Data tied to figure images:
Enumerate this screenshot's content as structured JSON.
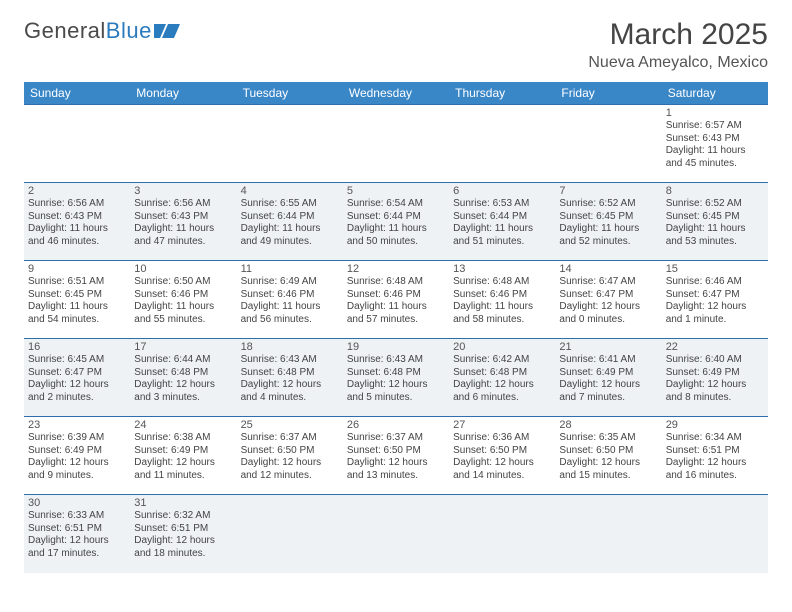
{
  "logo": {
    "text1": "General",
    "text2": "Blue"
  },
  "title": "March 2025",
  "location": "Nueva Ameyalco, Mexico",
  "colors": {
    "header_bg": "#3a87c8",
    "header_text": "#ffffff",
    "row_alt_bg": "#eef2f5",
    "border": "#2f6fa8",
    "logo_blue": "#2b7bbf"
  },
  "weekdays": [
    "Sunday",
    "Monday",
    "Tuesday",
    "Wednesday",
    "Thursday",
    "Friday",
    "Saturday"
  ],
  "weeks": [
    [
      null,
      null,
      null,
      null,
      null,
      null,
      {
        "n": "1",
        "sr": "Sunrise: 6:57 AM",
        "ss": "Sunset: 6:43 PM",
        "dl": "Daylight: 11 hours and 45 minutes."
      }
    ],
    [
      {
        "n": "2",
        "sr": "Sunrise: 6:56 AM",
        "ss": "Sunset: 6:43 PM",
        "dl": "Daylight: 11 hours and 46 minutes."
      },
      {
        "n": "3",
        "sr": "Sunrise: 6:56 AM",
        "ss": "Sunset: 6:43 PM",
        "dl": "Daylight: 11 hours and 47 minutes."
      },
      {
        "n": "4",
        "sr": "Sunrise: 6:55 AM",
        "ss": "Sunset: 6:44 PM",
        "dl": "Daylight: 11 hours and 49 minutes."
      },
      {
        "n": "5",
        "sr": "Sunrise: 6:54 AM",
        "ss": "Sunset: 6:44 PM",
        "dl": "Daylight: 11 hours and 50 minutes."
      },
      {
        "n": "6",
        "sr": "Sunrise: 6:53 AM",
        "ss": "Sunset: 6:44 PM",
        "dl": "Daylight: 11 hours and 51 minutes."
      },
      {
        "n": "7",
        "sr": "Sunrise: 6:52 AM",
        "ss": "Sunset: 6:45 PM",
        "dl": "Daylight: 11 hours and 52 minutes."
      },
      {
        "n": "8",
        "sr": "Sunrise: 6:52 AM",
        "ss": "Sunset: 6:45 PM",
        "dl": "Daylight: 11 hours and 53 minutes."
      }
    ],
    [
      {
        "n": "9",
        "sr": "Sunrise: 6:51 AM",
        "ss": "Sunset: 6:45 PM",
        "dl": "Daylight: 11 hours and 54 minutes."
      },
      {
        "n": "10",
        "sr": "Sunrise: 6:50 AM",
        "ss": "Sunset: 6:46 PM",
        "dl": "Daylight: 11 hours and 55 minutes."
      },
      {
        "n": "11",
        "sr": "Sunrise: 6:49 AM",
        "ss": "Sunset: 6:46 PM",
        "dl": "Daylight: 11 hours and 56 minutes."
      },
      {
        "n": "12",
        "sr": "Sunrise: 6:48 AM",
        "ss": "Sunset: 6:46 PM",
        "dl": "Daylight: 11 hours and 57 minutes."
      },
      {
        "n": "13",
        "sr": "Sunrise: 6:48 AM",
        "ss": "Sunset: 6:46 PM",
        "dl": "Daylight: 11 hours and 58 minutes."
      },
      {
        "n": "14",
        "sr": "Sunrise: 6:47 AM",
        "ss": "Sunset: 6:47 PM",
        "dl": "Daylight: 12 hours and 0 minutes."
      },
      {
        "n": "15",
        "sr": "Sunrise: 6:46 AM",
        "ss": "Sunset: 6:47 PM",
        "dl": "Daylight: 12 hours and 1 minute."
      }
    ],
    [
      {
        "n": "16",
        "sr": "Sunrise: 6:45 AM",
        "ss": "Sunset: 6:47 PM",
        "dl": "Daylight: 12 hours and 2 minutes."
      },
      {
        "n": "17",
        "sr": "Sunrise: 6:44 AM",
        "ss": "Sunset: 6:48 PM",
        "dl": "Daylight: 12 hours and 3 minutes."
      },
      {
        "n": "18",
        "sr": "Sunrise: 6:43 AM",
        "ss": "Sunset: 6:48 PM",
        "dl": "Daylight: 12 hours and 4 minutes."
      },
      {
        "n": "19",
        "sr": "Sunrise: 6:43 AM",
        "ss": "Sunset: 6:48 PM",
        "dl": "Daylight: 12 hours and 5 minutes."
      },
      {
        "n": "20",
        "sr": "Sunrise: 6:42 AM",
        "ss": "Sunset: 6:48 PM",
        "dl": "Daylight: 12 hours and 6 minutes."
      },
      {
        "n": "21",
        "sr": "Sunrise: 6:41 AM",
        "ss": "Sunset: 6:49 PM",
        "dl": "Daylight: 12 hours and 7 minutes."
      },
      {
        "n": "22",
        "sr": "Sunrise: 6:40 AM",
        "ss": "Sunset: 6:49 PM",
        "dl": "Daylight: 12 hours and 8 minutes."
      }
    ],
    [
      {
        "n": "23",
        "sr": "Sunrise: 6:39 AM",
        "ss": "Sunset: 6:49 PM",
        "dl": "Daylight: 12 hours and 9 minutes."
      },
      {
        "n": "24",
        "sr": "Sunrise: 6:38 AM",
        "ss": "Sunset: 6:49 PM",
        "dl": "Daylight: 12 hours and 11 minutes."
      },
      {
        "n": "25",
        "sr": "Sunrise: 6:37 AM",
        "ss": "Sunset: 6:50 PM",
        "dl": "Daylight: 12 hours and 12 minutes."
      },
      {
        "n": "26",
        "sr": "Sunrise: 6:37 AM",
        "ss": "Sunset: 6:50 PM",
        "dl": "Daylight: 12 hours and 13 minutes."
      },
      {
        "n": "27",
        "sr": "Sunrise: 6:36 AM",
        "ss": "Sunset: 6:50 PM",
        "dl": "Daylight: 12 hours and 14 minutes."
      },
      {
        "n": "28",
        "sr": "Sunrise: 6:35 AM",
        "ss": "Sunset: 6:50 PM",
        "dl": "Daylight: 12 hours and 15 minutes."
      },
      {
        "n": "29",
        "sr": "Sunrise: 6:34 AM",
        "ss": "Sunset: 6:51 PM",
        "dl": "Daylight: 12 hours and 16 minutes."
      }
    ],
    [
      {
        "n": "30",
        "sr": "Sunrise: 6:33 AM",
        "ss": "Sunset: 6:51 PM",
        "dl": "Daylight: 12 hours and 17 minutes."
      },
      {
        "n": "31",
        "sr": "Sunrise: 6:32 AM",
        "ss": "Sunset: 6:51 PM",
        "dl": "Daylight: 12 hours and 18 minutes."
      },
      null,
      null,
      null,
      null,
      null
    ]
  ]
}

» GIVEN PROBLEM
Quote the data exactly, leaving every image out of the copy.

» SOLUTION TO THIS TASK
Enumerate this screenshot's content as structured JSON.
{
  "logo": {
    "text1": "General",
    "text2": "Blue"
  },
  "title": "March 2025",
  "location": "Nueva Ameyalco, Mexico",
  "colors": {
    "header_bg": "#3a87c8",
    "header_text": "#ffffff",
    "row_alt_bg": "#eef2f5",
    "border": "#2f6fa8",
    "logo_blue": "#2b7bbf"
  },
  "weekdays": [
    "Sunday",
    "Monday",
    "Tuesday",
    "Wednesday",
    "Thursday",
    "Friday",
    "Saturday"
  ],
  "weeks": [
    [
      null,
      null,
      null,
      null,
      null,
      null,
      {
        "n": "1",
        "sr": "Sunrise: 6:57 AM",
        "ss": "Sunset: 6:43 PM",
        "dl": "Daylight: 11 hours and 45 minutes."
      }
    ],
    [
      {
        "n": "2",
        "sr": "Sunrise: 6:56 AM",
        "ss": "Sunset: 6:43 PM",
        "dl": "Daylight: 11 hours and 46 minutes."
      },
      {
        "n": "3",
        "sr": "Sunrise: 6:56 AM",
        "ss": "Sunset: 6:43 PM",
        "dl": "Daylight: 11 hours and 47 minutes."
      },
      {
        "n": "4",
        "sr": "Sunrise: 6:55 AM",
        "ss": "Sunset: 6:44 PM",
        "dl": "Daylight: 11 hours and 49 minutes."
      },
      {
        "n": "5",
        "sr": "Sunrise: 6:54 AM",
        "ss": "Sunset: 6:44 PM",
        "dl": "Daylight: 11 hours and 50 minutes."
      },
      {
        "n": "6",
        "sr": "Sunrise: 6:53 AM",
        "ss": "Sunset: 6:44 PM",
        "dl": "Daylight: 11 hours and 51 minutes."
      },
      {
        "n": "7",
        "sr": "Sunrise: 6:52 AM",
        "ss": "Sunset: 6:45 PM",
        "dl": "Daylight: 11 hours and 52 minutes."
      },
      {
        "n": "8",
        "sr": "Sunrise: 6:52 AM",
        "ss": "Sunset: 6:45 PM",
        "dl": "Daylight: 11 hours and 53 minutes."
      }
    ],
    [
      {
        "n": "9",
        "sr": "Sunrise: 6:51 AM",
        "ss": "Sunset: 6:45 PM",
        "dl": "Daylight: 11 hours and 54 minutes."
      },
      {
        "n": "10",
        "sr": "Sunrise: 6:50 AM",
        "ss": "Sunset: 6:46 PM",
        "dl": "Daylight: 11 hours and 55 minutes."
      },
      {
        "n": "11",
        "sr": "Sunrise: 6:49 AM",
        "ss": "Sunset: 6:46 PM",
        "dl": "Daylight: 11 hours and 56 minutes."
      },
      {
        "n": "12",
        "sr": "Sunrise: 6:48 AM",
        "ss": "Sunset: 6:46 PM",
        "dl": "Daylight: 11 hours and 57 minutes."
      },
      {
        "n": "13",
        "sr": "Sunrise: 6:48 AM",
        "ss": "Sunset: 6:46 PM",
        "dl": "Daylight: 11 hours and 58 minutes."
      },
      {
        "n": "14",
        "sr": "Sunrise: 6:47 AM",
        "ss": "Sunset: 6:47 PM",
        "dl": "Daylight: 12 hours and 0 minutes."
      },
      {
        "n": "15",
        "sr": "Sunrise: 6:46 AM",
        "ss": "Sunset: 6:47 PM",
        "dl": "Daylight: 12 hours and 1 minute."
      }
    ],
    [
      {
        "n": "16",
        "sr": "Sunrise: 6:45 AM",
        "ss": "Sunset: 6:47 PM",
        "dl": "Daylight: 12 hours and 2 minutes."
      },
      {
        "n": "17",
        "sr": "Sunrise: 6:44 AM",
        "ss": "Sunset: 6:48 PM",
        "dl": "Daylight: 12 hours and 3 minutes."
      },
      {
        "n": "18",
        "sr": "Sunrise: 6:43 AM",
        "ss": "Sunset: 6:48 PM",
        "dl": "Daylight: 12 hours and 4 minutes."
      },
      {
        "n": "19",
        "sr": "Sunrise: 6:43 AM",
        "ss": "Sunset: 6:48 PM",
        "dl": "Daylight: 12 hours and 5 minutes."
      },
      {
        "n": "20",
        "sr": "Sunrise: 6:42 AM",
        "ss": "Sunset: 6:48 PM",
        "dl": "Daylight: 12 hours and 6 minutes."
      },
      {
        "n": "21",
        "sr": "Sunrise: 6:41 AM",
        "ss": "Sunset: 6:49 PM",
        "dl": "Daylight: 12 hours and 7 minutes."
      },
      {
        "n": "22",
        "sr": "Sunrise: 6:40 AM",
        "ss": "Sunset: 6:49 PM",
        "dl": "Daylight: 12 hours and 8 minutes."
      }
    ],
    [
      {
        "n": "23",
        "sr": "Sunrise: 6:39 AM",
        "ss": "Sunset: 6:49 PM",
        "dl": "Daylight: 12 hours and 9 minutes."
      },
      {
        "n": "24",
        "sr": "Sunrise: 6:38 AM",
        "ss": "Sunset: 6:49 PM",
        "dl": "Daylight: 12 hours and 11 minutes."
      },
      {
        "n": "25",
        "sr": "Sunrise: 6:37 AM",
        "ss": "Sunset: 6:50 PM",
        "dl": "Daylight: 12 hours and 12 minutes."
      },
      {
        "n": "26",
        "sr": "Sunrise: 6:37 AM",
        "ss": "Sunset: 6:50 PM",
        "dl": "Daylight: 12 hours and 13 minutes."
      },
      {
        "n": "27",
        "sr": "Sunrise: 6:36 AM",
        "ss": "Sunset: 6:50 PM",
        "dl": "Daylight: 12 hours and 14 minutes."
      },
      {
        "n": "28",
        "sr": "Sunrise: 6:35 AM",
        "ss": "Sunset: 6:50 PM",
        "dl": "Daylight: 12 hours and 15 minutes."
      },
      {
        "n": "29",
        "sr": "Sunrise: 6:34 AM",
        "ss": "Sunset: 6:51 PM",
        "dl": "Daylight: 12 hours and 16 minutes."
      }
    ],
    [
      {
        "n": "30",
        "sr": "Sunrise: 6:33 AM",
        "ss": "Sunset: 6:51 PM",
        "dl": "Daylight: 12 hours and 17 minutes."
      },
      {
        "n": "31",
        "sr": "Sunrise: 6:32 AM",
        "ss": "Sunset: 6:51 PM",
        "dl": "Daylight: 12 hours and 18 minutes."
      },
      null,
      null,
      null,
      null,
      null
    ]
  ]
}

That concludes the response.